> [What is being asked] Copy all the data exactly, except the pictures.

— Start of Data entries —

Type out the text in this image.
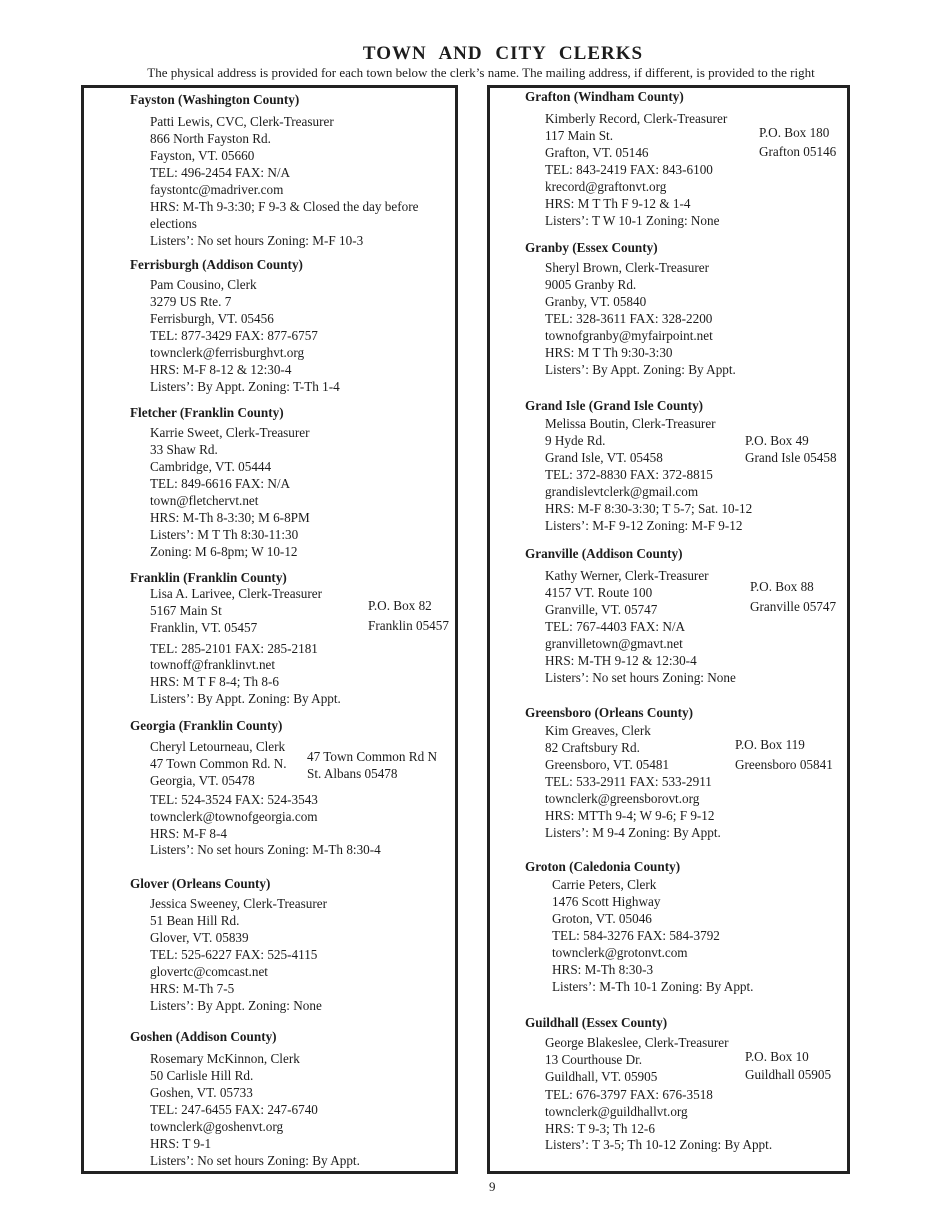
TOWN AND CITY CLERKS

The physical address is provided for each town below the clerk’s name. The mailing address, if different, is provided to the right

Fayston (Washington County)
Patti Lewis, CVC, Clerk-Treasurer
866 North Fayston Rd.
Fayston, VT. 05660
TEL: 496-2454 FAX: N/A
faystontc@madriver.com
HRS: M-Th 9-3:30; F 9-3 & Closed the day before
elections
Listers’: No set hours Zoning: M-F 10-3
Ferrisburgh (Addison County)
Pam Cousino, Clerk
3279 US Rte. 7
Ferrisburgh, VT. 05456
TEL: 877-3429 FAX: 877-6757
townclerk@ferrisburghvt.org
HRS: M-F 8-12 & 12:30-4
Listers’: By Appt. Zoning: T-Th 1-4
Fletcher (Franklin County)
Karrie Sweet, Clerk-Treasurer
33 Shaw Rd.
Cambridge, VT. 05444
TEL: 849-6616 FAX: N/A
town@fletchervt.net
HRS: M-Th 8-3:30; M 6-8PM
Listers’: M T Th 8:30-11:30
Zoning: M 6-8pm; W 10-12
Franklin (Franklin County)
Lisa A. Larivee, Clerk-Treasurer
5167 Main St
Franklin, VT. 05457
TEL: 285-2101 FAX: 285-2181
townoff@franklinvt.net
HRS: M T F 8-4; Th 8-6
Listers’: By Appt. Zoning: By Appt.
P.O. Box 82
Franklin 05457
Georgia (Franklin County)
Cheryl Letourneau, Clerk
47 Town Common Rd. N.
Georgia, VT. 05478
TEL: 524-3524 FAX: 524-3543
townclerk@townofgeorgia.com
HRS: M-F 8-4
Listers’: No set hours Zoning: M-Th 8:30-4
47 Town Common Rd N
St. Albans 05478
Glover (Orleans County)
Jessica Sweeney, Clerk-Treasurer
51 Bean Hill Rd.
Glover, VT. 05839
TEL: 525-6227 FAX: 525-4115
glovertc@comcast.net
HRS: M-Th 7-5
Listers’: By Appt. Zoning: None
Goshen (Addison County)
Rosemary McKinnon, Clerk
50 Carlisle Hill Rd.
Goshen, VT. 05733
TEL: 247-6455 FAX: 247-6740
townclerk@goshenvt.org
HRS: T 9-1
Listers’: No set hours Zoning: By Appt.
Grafton (Windham County)
Kimberly Record, Clerk-Treasurer
117 Main St.
Grafton, VT. 05146
TEL: 843-2419 FAX: 843-6100
krecord@graftonvt.org
HRS: M T Th F 9-12 & 1-4
Listers’: T W 10-1 Zoning: None
P.O. Box 180
Grafton 05146
Granby (Essex County)
Sheryl Brown, Clerk-Treasurer
9005 Granby Rd.
Granby, VT. 05840
TEL: 328-3611 FAX: 328-2200
townofgranby@myfairpoint.net
HRS: M T Th 9:30-3:30
Listers’: By Appt. Zoning: By Appt.
Grand Isle (Grand Isle County)
Melissa Boutin, Clerk-Treasurer
9 Hyde Rd.
Grand Isle, VT. 05458
TEL: 372-8830 FAX: 372-8815
grandislevtclerk@gmail.com
HRS: M-F 8:30-3:30; T 5-7; Sat. 10-12
Listers’: M-F 9-12 Zoning: M-F 9-12
P.O. Box 49
Grand Isle 05458
Granville (Addison County)
Kathy Werner, Clerk-Treasurer
4157 VT. Route 100
Granville, VT. 05747
TEL: 767-4403 FAX: N/A
granvilletown@gmavt.net
HRS: M-TH 9-12 & 12:30-4
Listers’: No set hours Zoning: None
P.O. Box 88
Granville 05747
Greensboro (Orleans County)
Kim Greaves, Clerk
82 Craftsbury Rd.
Greensboro, VT. 05481
TEL: 533-2911 FAX: 533-2911
townclerk@greensborovt.org
HRS: MTTh 9-4; W 9-6; F 9-12
Listers’: M 9-4 Zoning: By Appt.
P.O. Box 119
Greensboro 05841
Groton (Caledonia County)
Carrie Peters, Clerk
1476 Scott Highway
Groton, VT. 05046
TEL: 584-3276 FAX: 584-3792
townclerk@grotonvt.com
HRS: M-Th 8:30-3
Listers’: M-Th 10-1 Zoning: By Appt.
Guildhall (Essex County)
George Blakeslee, Clerk-Treasurer
13 Courthouse Dr.
Guildhall, VT. 05905
TEL: 676-3797 FAX: 676-3518
townclerk@guildhallvt.org
HRS: T 9-3; Th 12-6
Listers’: T 3-5; Th 10-12 Zoning: By Appt.
P.O. Box 10
Guildhall 05905
9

— End of Data entries —

> [Finished answer]
Type out the text in this image.
TOWN AND CITY CLERKS

The physical address is provided for each town below the clerk’s name. The mailing address, if different, is provided to the right

Fayston (Washington County)
Patti Lewis, CVC, Clerk-Treasurer
866 North Fayston Rd.
Fayston, VT. 05660
TEL: 496-2454 FAX: N/A
faystontc@madriver.com
HRS: M-Th 9-3:30; F 9-3 & Closed the day before
elections
Listers’: No set hours Zoning: M-F 10-3
Ferrisburgh (Addison County)
Pam Cousino, Clerk
3279 US Rte. 7
Ferrisburgh, VT. 05456
TEL: 877-3429 FAX: 877-6757
townclerk@ferrisburghvt.org
HRS: M-F 8-12 & 12:30-4
Listers’: By Appt. Zoning: T-Th 1-4
Fletcher (Franklin County)
Karrie Sweet, Clerk-Treasurer
33 Shaw Rd.
Cambridge, VT. 05444
TEL: 849-6616 FAX: N/A
town@fletchervt.net
HRS: M-Th 8-3:30; M 6-8PM
Listers’: M T Th 8:30-11:30
Zoning: M 6-8pm; W 10-12
Franklin (Franklin County)
Lisa A. Larivee, Clerk-Treasurer
5167 Main St
Franklin, VT. 05457
TEL: 285-2101 FAX: 285-2181
townoff@franklinvt.net
HRS: M T F 8-4; Th 8-6
Listers’: By Appt. Zoning: By Appt.
P.O. Box 82
Franklin 05457
Georgia (Franklin County)
Cheryl Letourneau, Clerk
47 Town Common Rd. N.
Georgia, VT. 05478
TEL: 524-3524 FAX: 524-3543
townclerk@townofgeorgia.com
HRS: M-F 8-4
Listers’: No set hours Zoning: M-Th 8:30-4
47 Town Common Rd N
St. Albans 05478
Glover (Orleans County)
Jessica Sweeney, Clerk-Treasurer
51 Bean Hill Rd.
Glover, VT. 05839
TEL: 525-6227 FAX: 525-4115
glovertc@comcast.net
HRS: M-Th 7-5
Listers’: By Appt. Zoning: None
Goshen (Addison County)
Rosemary McKinnon, Clerk
50 Carlisle Hill Rd.
Goshen, VT. 05733
TEL: 247-6455 FAX: 247-6740
townclerk@goshenvt.org
HRS: T 9-1
Listers’: No set hours Zoning: By Appt.
Grafton (Windham County)
Kimberly Record, Clerk-Treasurer
117 Main St.
Grafton, VT. 05146
TEL: 843-2419 FAX: 843-6100
krecord@graftonvt.org
HRS: M T Th F 9-12 & 1-4
Listers’: T W 10-1 Zoning: None
P.O. Box 180
Grafton 05146
Granby (Essex County)
Sheryl Brown, Clerk-Treasurer
9005 Granby Rd.
Granby, VT. 05840
TEL: 328-3611 FAX: 328-2200
townofgranby@myfairpoint.net
HRS: M T Th 9:30-3:30
Listers’: By Appt. Zoning: By Appt.
Grand Isle (Grand Isle County)
Melissa Boutin, Clerk-Treasurer
9 Hyde Rd.
Grand Isle, VT. 05458
TEL: 372-8830 FAX: 372-8815
grandislevtclerk@gmail.com
HRS: M-F 8:30-3:30; T 5-7; Sat. 10-12
Listers’: M-F 9-12 Zoning: M-F 9-12
P.O. Box 49
Grand Isle 05458
Granville (Addison County)
Kathy Werner, Clerk-Treasurer
4157 VT. Route 100
Granville, VT. 05747
TEL: 767-4403 FAX: N/A
granvilletown@gmavt.net
HRS: M-TH 9-12 & 12:30-4
Listers’: No set hours Zoning: None
P.O. Box 88
Granville 05747
Greensboro (Orleans County)
Kim Greaves, Clerk
82 Craftsbury Rd.
Greensboro, VT. 05481
TEL: 533-2911 FAX: 533-2911
townclerk@greensborovt.org
HRS: MTTh 9-4; W 9-6; F 9-12
Listers’: M 9-4 Zoning: By Appt.
P.O. Box 119
Greensboro 05841
Groton (Caledonia County)
Carrie Peters, Clerk
1476 Scott Highway
Groton, VT. 05046
TEL: 584-3276 FAX: 584-3792
townclerk@grotonvt.com
HRS: M-Th 8:30-3
Listers’: M-Th 10-1 Zoning: By Appt.
Guildhall (Essex County)
George Blakeslee, Clerk-Treasurer
13 Courthouse Dr.
Guildhall, VT. 05905
TEL: 676-3797 FAX: 676-3518
townclerk@guildhallvt.org
HRS: T 9-3; Th 12-6
Listers’: T 3-5; Th 10-12 Zoning: By Appt.
P.O. Box 10
Guildhall 05905
9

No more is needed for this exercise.